Exercise directions:
Repeat the whole listing exactly as written.

The records:
──────────────────────────────

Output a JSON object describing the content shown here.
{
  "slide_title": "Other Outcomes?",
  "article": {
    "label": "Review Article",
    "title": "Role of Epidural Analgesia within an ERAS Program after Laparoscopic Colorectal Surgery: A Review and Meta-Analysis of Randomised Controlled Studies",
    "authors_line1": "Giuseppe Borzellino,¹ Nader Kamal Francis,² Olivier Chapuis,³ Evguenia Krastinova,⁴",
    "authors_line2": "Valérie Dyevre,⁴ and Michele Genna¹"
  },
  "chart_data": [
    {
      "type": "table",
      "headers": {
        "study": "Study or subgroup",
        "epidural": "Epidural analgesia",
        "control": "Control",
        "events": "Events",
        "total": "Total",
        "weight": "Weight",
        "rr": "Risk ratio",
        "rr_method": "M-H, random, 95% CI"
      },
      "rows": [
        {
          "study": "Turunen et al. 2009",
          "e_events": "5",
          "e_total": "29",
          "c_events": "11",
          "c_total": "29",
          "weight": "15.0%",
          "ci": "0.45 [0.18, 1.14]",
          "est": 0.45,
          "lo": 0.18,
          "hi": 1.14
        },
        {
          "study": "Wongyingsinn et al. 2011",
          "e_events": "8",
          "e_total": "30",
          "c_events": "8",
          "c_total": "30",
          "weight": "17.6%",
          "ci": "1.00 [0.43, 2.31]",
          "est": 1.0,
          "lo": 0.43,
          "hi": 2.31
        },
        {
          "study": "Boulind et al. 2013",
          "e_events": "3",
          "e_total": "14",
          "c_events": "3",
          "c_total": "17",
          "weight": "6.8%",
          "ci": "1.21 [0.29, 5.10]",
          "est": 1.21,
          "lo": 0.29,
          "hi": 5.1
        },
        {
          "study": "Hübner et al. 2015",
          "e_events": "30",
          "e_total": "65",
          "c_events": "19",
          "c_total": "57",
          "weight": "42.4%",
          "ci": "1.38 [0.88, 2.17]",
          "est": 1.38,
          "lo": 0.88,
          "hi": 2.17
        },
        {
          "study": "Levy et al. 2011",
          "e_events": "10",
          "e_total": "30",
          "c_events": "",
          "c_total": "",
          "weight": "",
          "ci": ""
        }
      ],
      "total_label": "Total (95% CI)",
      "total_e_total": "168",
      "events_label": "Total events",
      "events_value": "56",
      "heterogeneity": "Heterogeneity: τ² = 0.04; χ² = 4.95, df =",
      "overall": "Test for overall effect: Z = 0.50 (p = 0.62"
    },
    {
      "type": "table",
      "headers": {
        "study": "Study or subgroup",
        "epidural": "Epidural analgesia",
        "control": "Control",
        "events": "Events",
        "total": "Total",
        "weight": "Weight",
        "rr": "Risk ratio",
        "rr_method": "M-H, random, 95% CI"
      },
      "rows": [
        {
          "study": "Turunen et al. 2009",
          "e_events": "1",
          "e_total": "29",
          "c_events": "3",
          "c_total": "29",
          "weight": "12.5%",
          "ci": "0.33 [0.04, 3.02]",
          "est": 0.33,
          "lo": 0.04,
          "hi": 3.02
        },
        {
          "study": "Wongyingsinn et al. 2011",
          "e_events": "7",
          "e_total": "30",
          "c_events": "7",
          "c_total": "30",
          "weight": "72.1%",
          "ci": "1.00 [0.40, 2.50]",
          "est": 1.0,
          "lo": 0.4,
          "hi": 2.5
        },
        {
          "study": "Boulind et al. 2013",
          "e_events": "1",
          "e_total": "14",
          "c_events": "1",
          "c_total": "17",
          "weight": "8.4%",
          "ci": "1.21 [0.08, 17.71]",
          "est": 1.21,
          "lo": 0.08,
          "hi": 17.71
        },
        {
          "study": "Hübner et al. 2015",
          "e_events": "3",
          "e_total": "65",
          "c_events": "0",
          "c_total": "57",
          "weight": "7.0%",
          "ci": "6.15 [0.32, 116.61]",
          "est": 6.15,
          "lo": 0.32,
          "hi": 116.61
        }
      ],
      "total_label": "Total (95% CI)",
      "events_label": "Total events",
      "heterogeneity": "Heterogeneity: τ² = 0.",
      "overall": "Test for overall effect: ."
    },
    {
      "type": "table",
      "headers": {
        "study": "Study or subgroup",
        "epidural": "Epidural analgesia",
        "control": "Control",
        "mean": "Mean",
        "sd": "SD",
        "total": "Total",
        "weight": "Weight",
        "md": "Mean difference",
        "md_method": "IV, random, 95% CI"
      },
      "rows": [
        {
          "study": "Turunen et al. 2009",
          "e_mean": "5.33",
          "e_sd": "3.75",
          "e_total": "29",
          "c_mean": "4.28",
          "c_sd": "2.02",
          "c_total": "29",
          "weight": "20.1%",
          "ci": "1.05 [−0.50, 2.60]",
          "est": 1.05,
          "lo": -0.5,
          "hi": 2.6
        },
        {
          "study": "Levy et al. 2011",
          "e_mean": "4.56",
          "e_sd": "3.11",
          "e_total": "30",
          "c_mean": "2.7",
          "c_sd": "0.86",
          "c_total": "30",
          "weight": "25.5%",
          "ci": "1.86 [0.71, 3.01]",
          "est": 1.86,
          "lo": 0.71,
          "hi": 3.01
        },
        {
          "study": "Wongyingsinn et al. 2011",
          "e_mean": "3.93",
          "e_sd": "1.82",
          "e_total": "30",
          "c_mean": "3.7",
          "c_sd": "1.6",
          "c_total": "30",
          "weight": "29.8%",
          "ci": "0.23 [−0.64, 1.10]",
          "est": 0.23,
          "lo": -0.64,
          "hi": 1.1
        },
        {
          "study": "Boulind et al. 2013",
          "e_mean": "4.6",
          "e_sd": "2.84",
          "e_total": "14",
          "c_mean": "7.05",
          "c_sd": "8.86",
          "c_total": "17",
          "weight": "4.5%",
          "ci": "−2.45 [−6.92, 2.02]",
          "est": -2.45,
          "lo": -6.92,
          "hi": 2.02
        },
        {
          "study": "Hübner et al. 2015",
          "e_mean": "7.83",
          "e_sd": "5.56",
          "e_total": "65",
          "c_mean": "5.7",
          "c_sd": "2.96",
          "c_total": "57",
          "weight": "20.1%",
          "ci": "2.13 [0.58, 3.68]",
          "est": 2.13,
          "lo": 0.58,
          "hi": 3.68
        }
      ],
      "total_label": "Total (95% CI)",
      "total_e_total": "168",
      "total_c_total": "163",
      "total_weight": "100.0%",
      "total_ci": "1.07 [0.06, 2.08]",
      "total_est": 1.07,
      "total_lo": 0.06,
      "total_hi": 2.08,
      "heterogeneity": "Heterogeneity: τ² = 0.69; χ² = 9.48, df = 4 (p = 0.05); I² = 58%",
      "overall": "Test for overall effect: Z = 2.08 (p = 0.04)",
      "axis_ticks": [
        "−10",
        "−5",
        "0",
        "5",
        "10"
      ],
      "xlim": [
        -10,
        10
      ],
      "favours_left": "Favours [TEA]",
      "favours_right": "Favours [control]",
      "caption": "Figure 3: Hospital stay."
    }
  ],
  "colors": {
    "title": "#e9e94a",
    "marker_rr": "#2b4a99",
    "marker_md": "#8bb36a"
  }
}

──────────────────────────────

Written solution:
Output a JSON object describing the content shown here.
{
  "slide_title": "Other Outcomes?",
  "article": {
    "label": "Review Article",
    "title": "Role of Epidural Analgesia within an ERAS Program after Laparoscopic Colorectal Surgery: A Review and Meta-Analysis of Randomised Controlled Studies",
    "authors_line1": "Giuseppe Borzellino,¹ Nader Kamal Francis,² Olivier Chapuis,³ Evguenia Krastinova,⁴",
    "authors_line2": "Valérie Dyevre,⁴ and Michele Genna¹"
  },
  "chart_data": [
    {
      "type": "table",
      "headers": {
        "study": "Study or subgroup",
        "epidural": "Epidural analgesia",
        "control": "Control",
        "events": "Events",
        "total": "Total",
        "weight": "Weight",
        "rr": "Risk ratio",
        "rr_method": "M-H, random, 95% CI"
      },
      "rows": [
        {
          "study": "Turunen et al. 2009",
          "e_events": "5",
          "e_total": "29",
          "c_events": "11",
          "c_total": "29",
          "weight": "15.0%",
          "ci": "0.45 [0.18, 1.14]",
          "est": 0.45,
          "lo": 0.18,
          "hi": 1.14
        },
        {
          "study": "Wongyingsinn et al. 2011",
          "e_events": "8",
          "e_total": "30",
          "c_events": "8",
          "c_total": "30",
          "weight": "17.6%",
          "ci": "1.00 [0.43, 2.31]",
          "est": 1.0,
          "lo": 0.43,
          "hi": 2.31
        },
        {
          "study": "Boulind et al. 2013",
          "e_events": "3",
          "e_total": "14",
          "c_events": "3",
          "c_total": "17",
          "weight": "6.8%",
          "ci": "1.21 [0.29, 5.10]",
          "est": 1.21,
          "lo": 0.29,
          "hi": 5.1
        },
        {
          "study": "Hübner et al. 2015",
          "e_events": "30",
          "e_total": "65",
          "c_events": "19",
          "c_total": "57",
          "weight": "42.4%",
          "ci": "1.38 [0.88, 2.17]",
          "est": 1.38,
          "lo": 0.88,
          "hi": 2.17
        },
        {
          "study": "Levy et al. 2011",
          "e_events": "10",
          "e_total": "30",
          "c_events": "",
          "c_total": "",
          "weight": "",
          "ci": ""
        }
      ],
      "total_label": "Total (95% CI)",
      "total_e_total": "168",
      "events_label": "Total events",
      "events_value": "56",
      "heterogeneity": "Heterogeneity: τ² = 0.04; χ² = 4.95, df =",
      "overall": "Test for overall effect: Z = 0.50 (p = 0.62"
    },
    {
      "type": "table",
      "headers": {
        "study": "Study or subgroup",
        "epidural": "Epidural analgesia",
        "control": "Control",
        "events": "Events",
        "total": "Total",
        "weight": "Weight",
        "rr": "Risk ratio",
        "rr_method": "M-H, random, 95% CI"
      },
      "rows": [
        {
          "study": "Turunen et al. 2009",
          "e_events": "1",
          "e_total": "29",
          "c_events": "3",
          "c_total": "29",
          "weight": "12.5%",
          "ci": "0.33 [0.04, 3.02]",
          "est": 0.33,
          "lo": 0.04,
          "hi": 3.02
        },
        {
          "study": "Wongyingsinn et al. 2011",
          "e_events": "7",
          "e_total": "30",
          "c_events": "7",
          "c_total": "30",
          "weight": "72.1%",
          "ci": "1.00 [0.40, 2.50]",
          "est": 1.0,
          "lo": 0.4,
          "hi": 2.5
        },
        {
          "study": "Boulind et al. 2013",
          "e_events": "1",
          "e_total": "14",
          "c_events": "1",
          "c_total": "17",
          "weight": "8.4%",
          "ci": "1.21 [0.08, 17.71]",
          "est": 1.21,
          "lo": 0.08,
          "hi": 17.71
        },
        {
          "study": "Hübner et al. 2015",
          "e_events": "3",
          "e_total": "65",
          "c_events": "0",
          "c_total": "57",
          "weight": "7.0%",
          "ci": "6.15 [0.32, 116.61]",
          "est": 6.15,
          "lo": 0.32,
          "hi": 116.61
        }
      ],
      "total_label": "Total (95% CI)",
      "events_label": "Total events",
      "heterogeneity": "Heterogeneity: τ² = 0.",
      "overall": "Test for overall effect: ."
    },
    {
      "type": "table",
      "headers": {
        "study": "Study or subgroup",
        "epidural": "Epidural analgesia",
        "control": "Control",
        "mean": "Mean",
        "sd": "SD",
        "total": "Total",
        "weight": "Weight",
        "md": "Mean difference",
        "md_method": "IV, random, 95% CI"
      },
      "rows": [
        {
          "study": "Turunen et al. 2009",
          "e_mean": "5.33",
          "e_sd": "3.75",
          "e_total": "29",
          "c_mean": "4.28",
          "c_sd": "2.02",
          "c_total": "29",
          "weight": "20.1%",
          "ci": "1.05 [−0.50, 2.60]",
          "est": 1.05,
          "lo": -0.5,
          "hi": 2.6
        },
        {
          "study": "Levy et al. 2011",
          "e_mean": "4.56",
          "e_sd": "3.11",
          "e_total": "30",
          "c_mean": "2.7",
          "c_sd": "0.86",
          "c_total": "30",
          "weight": "25.5%",
          "ci": "1.86 [0.71, 3.01]",
          "est": 1.86,
          "lo": 0.71,
          "hi": 3.01
        },
        {
          "study": "Wongyingsinn et al. 2011",
          "e_mean": "3.93",
          "e_sd": "1.82",
          "e_total": "30",
          "c_mean": "3.7",
          "c_sd": "1.6",
          "c_total": "30",
          "weight": "29.8%",
          "ci": "0.23 [−0.64, 1.10]",
          "est": 0.23,
          "lo": -0.64,
          "hi": 1.1
        },
        {
          "study": "Boulind et al. 2013",
          "e_mean": "4.6",
          "e_sd": "2.84",
          "e_total": "14",
          "c_mean": "7.05",
          "c_sd": "8.86",
          "c_total": "17",
          "weight": "4.5%",
          "ci": "−2.45 [−6.92, 2.02]",
          "est": -2.45,
          "lo": -6.92,
          "hi": 2.02
        },
        {
          "study": "Hübner et al. 2015",
          "e_mean": "7.83",
          "e_sd": "5.56",
          "e_total": "65",
          "c_mean": "5.7",
          "c_sd": "2.96",
          "c_total": "57",
          "weight": "20.1%",
          "ci": "2.13 [0.58, 3.68]",
          "est": 2.13,
          "lo": 0.58,
          "hi": 3.68
        }
      ],
      "total_label": "Total (95% CI)",
      "total_e_total": "168",
      "total_c_total": "163",
      "total_weight": "100.0%",
      "total_ci": "1.07 [0.06, 2.08]",
      "total_est": 1.07,
      "total_lo": 0.06,
      "total_hi": 2.08,
      "heterogeneity": "Heterogeneity: τ² = 0.69; χ² = 9.48, df = 4 (p = 0.05); I² = 58%",
      "overall": "Test for overall effect: Z = 2.08 (p = 0.04)",
      "axis_ticks": [
        "−10",
        "−5",
        "0",
        "5",
        "10"
      ],
      "xlim": [
        -10,
        10
      ],
      "favours_left": "Favours [TEA]",
      "favours_right": "Favours [control]",
      "caption": "Figure 3: Hospital stay."
    }
  ],
  "colors": {
    "title": "#e9e94a",
    "marker_rr": "#2b4a99",
    "marker_md": "#8bb36a"
  }
}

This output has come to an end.